> The problem
Your task is to output all the records below, word for word.
═════ Supplied records ═════
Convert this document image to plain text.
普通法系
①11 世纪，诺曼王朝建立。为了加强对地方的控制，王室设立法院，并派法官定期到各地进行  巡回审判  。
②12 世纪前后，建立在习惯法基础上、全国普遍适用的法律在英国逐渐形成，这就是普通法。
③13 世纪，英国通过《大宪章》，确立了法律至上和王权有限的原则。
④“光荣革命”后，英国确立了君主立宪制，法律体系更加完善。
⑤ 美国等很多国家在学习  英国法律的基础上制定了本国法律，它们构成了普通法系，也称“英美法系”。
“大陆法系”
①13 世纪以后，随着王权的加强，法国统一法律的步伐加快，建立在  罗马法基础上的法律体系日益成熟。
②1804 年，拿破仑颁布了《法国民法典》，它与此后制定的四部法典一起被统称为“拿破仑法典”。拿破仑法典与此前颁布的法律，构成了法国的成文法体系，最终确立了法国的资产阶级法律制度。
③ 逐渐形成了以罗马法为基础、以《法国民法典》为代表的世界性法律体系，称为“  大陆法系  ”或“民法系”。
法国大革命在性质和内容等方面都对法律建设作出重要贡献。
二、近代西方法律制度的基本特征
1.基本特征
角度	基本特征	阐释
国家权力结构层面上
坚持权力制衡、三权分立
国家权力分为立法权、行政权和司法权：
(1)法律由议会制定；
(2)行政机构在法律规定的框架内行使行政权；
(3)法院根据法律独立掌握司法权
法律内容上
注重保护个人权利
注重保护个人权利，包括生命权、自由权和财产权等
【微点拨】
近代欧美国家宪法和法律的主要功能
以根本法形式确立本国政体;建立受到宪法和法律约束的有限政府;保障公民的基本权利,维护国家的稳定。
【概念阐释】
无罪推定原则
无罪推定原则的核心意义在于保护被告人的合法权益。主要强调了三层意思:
═════
> Answer in full
Convert this document image to plain text.
普通法系
①11 世纪，诺曼王朝建立。为了加强对地方的控制，王室设立法院，并派法官定期到各地进行  巡回审判  。
②12 世纪前后，建立在习惯法基础上、全国普遍适用的法律在英国逐渐形成，这就是普通法。
③13 世纪，英国通过《大宪章》，确立了法律至上和王权有限的原则。
④“光荣革命”后，英国确立了君主立宪制，法律体系更加完善。
⑤ 美国等很多国家在学习  英国法律的基础上制定了本国法律，它们构成了普通法系，也称“英美法系”。
“大陆法系”
①13 世纪以后，随着王权的加强，法国统一法律的步伐加快，建立在  罗马法基础上的法律体系日益成熟。
②1804 年，拿破仑颁布了《法国民法典》，它与此后制定的四部法典一起被统称为“拿破仑法典”。拿破仑法典与此前颁布的法律，构成了法国的成文法体系，最终确立了法国的资产阶级法律制度。
③ 逐渐形成了以罗马法为基础、以《法国民法典》为代表的世界性法律体系，称为“  大陆法系  ”或“民法系”。
法国大革命在性质和内容等方面都对法律建设作出重要贡献。
二、近代西方法律制度的基本特征
1.基本特征
角度	基本特征	阐释
国家权力结构层面上
坚持权力制衡、三权分立
国家权力分为立法权、行政权和司法权：
(1)法律由议会制定；
(2)行政机构在法律规定的框架内行使行政权；
(3)法院根据法律独立掌握司法权
法律内容上
注重保护个人权利
注重保护个人权利，包括生命权、自由权和财产权等
【微点拨】
近代欧美国家宪法和法律的主要功能
以根本法形式确立本国政体;建立受到宪法和法律约束的有限政府;保障公民的基本权利,维护国家的稳定。
【概念阐释】
无罪推定原则
无罪推定原则的核心意义在于保护被告人的合法权益。主要强调了三层意思:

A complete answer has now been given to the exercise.